Records about charts and figures:
* * * *
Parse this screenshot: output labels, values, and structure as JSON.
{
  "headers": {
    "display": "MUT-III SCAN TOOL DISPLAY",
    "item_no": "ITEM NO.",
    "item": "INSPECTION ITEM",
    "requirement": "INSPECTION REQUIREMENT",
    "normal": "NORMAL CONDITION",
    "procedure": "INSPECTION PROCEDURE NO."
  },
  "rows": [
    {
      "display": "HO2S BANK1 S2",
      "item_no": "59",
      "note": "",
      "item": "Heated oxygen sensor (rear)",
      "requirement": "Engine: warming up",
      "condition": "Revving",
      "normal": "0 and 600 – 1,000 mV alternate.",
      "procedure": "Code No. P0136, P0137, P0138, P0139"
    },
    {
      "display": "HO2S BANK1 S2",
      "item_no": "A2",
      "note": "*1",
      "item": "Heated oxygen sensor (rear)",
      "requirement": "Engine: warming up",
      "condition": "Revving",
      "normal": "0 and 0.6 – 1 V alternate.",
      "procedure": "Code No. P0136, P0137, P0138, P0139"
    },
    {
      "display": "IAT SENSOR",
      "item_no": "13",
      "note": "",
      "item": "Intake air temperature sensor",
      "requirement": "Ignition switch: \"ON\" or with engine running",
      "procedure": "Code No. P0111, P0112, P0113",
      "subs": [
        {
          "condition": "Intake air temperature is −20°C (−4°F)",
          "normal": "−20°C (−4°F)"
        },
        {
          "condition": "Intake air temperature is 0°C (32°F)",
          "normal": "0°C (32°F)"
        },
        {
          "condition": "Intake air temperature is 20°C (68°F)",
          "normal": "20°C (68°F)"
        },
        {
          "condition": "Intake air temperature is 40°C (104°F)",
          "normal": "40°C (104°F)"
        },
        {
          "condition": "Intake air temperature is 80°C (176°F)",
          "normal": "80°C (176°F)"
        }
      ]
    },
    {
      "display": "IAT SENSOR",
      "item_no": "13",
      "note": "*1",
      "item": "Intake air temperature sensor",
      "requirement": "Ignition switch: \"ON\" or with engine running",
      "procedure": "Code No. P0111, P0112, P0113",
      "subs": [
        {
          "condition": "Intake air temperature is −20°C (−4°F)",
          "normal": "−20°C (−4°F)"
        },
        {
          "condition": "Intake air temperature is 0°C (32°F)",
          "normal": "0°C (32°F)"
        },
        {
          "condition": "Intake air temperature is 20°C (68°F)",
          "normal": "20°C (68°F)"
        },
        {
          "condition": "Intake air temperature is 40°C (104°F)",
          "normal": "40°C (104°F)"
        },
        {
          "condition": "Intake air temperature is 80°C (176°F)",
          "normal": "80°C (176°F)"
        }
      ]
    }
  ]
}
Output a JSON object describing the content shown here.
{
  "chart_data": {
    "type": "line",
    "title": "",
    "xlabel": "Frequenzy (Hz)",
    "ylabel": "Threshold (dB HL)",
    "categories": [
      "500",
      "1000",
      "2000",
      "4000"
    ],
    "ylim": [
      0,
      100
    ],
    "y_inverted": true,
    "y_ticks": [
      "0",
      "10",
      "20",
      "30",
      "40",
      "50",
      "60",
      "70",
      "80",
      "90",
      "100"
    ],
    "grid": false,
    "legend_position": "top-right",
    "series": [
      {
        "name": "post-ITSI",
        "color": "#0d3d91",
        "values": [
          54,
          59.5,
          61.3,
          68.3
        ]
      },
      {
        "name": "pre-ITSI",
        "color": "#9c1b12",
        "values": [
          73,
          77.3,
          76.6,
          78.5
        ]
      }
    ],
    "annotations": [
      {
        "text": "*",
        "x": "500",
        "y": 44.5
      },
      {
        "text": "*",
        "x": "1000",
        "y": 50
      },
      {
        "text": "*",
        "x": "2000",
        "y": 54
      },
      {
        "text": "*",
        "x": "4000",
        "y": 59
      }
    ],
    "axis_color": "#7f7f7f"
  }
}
* * * *
- **DO THIS**
Leave out every line before the one containing "Output a JSON"; set down that line and all remaining lines of the material exactly.

- **ANSWER TO THIS PROBLEM**
Output a JSON object describing the content shown here.
{
  "chart_data": {
    "type": "line",
    "title": "",
    "xlabel": "Frequenzy (Hz)",
    "ylabel": "Threshold (dB HL)",
    "categories": [
      "500",
      "1000",
      "2000",
      "4000"
    ],
    "ylim": [
      0,
      100
    ],
    "y_inverted": true,
    "y_ticks": [
      "0",
      "10",
      "20",
      "30",
      "40",
      "50",
      "60",
      "70",
      "80",
      "90",
      "100"
    ],
    "grid": false,
    "legend_position": "top-right",
    "series": [
      {
        "name": "post-ITSI",
        "color": "#0d3d91",
        "values": [
          54,
          59.5,
          61.3,
          68.3
        ]
      },
      {
        "name": "pre-ITSI",
        "color": "#9c1b12",
        "values": [
          73,
          77.3,
          76.6,
          78.5
        ]
      }
    ],
    "annotations": [
      {
        "text": "*",
        "x": "500",
        "y": 44.5
      },
      {
        "text": "*",
        "x": "1000",
        "y": 50
      },
      {
        "text": "*",
        "x": "2000",
        "y": 54
      },
      {
        "text": "*",
        "x": "4000",
        "y": 59
      }
    ],
    "axis_color": "#7f7f7f"
  }
}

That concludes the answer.